Extracted data entries

+ + +

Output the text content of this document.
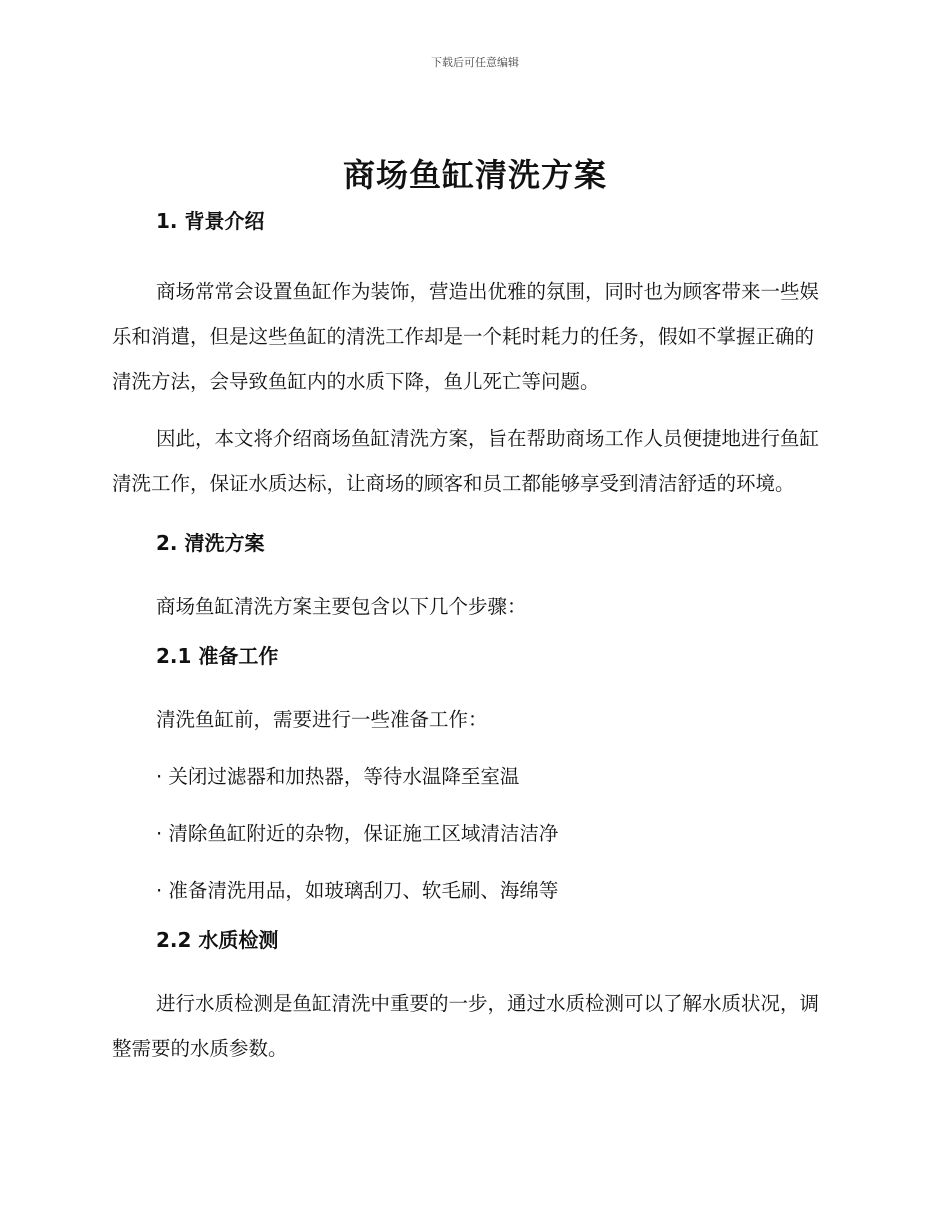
下载后可任意编辑
商场鱼缸清洗方案
1. 背景介绍

商场常常会设置鱼缸作为装饰，营造出优雅的氛围，同时也为顾客带来一些娱乐和消遣，但是这些鱼缸的清洗工作却是一个耗时耗力的任务，假如不掌握正确的清洗方法，会导致鱼缸内的水质下降，鱼儿死亡等问题。

因此，本文将介绍商场鱼缸清洗方案，旨在帮助商场工作人员便捷地进行鱼缸清洗工作，保证水质达标，让商场的顾客和员工都能够享受到清洁舒适的环境。

2. 清洗方案

商场鱼缸清洗方案主要包含以下几个步骤：

2.1 准备工作

清洗鱼缸前，需要进行一些准备工作：

· 关闭过滤器和加热器，等待水温降至室温
· 清除鱼缸附近的杂物，保证施工区域清洁洁净
· 准备清洗用品，如玻璃刮刀、软毛刷、海绵等
2.2 水质检测

进行水质检测是鱼缸清洗中重要的一步，通过水质检测可以了解水质状况，调整需要的水质参数。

+ + +

» **What you are asked to do**
Write the records out again in full, exactly, and skip every picture.

» **Solution to the exercise**
Output the text content of this document.
下载后可任意编辑
商场鱼缸清洗方案
1. 背景介绍

商场常常会设置鱼缸作为装饰，营造出优雅的氛围，同时也为顾客带来一些娱乐和消遣，但是这些鱼缸的清洗工作却是一个耗时耗力的任务，假如不掌握正确的清洗方法，会导致鱼缸内的水质下降，鱼儿死亡等问题。

因此，本文将介绍商场鱼缸清洗方案，旨在帮助商场工作人员便捷地进行鱼缸清洗工作，保证水质达标，让商场的顾客和员工都能够享受到清洁舒适的环境。

2. 清洗方案

商场鱼缸清洗方案主要包含以下几个步骤：

2.1 准备工作

清洗鱼缸前，需要进行一些准备工作：

· 关闭过滤器和加热器，等待水温降至室温
· 清除鱼缸附近的杂物，保证施工区域清洁洁净
· 准备清洗用品，如玻璃刮刀、软毛刷、海绵等
2.2 水质检测

进行水质检测是鱼缸清洗中重要的一步，通过水质检测可以了解水质状况，调整需要的水质参数。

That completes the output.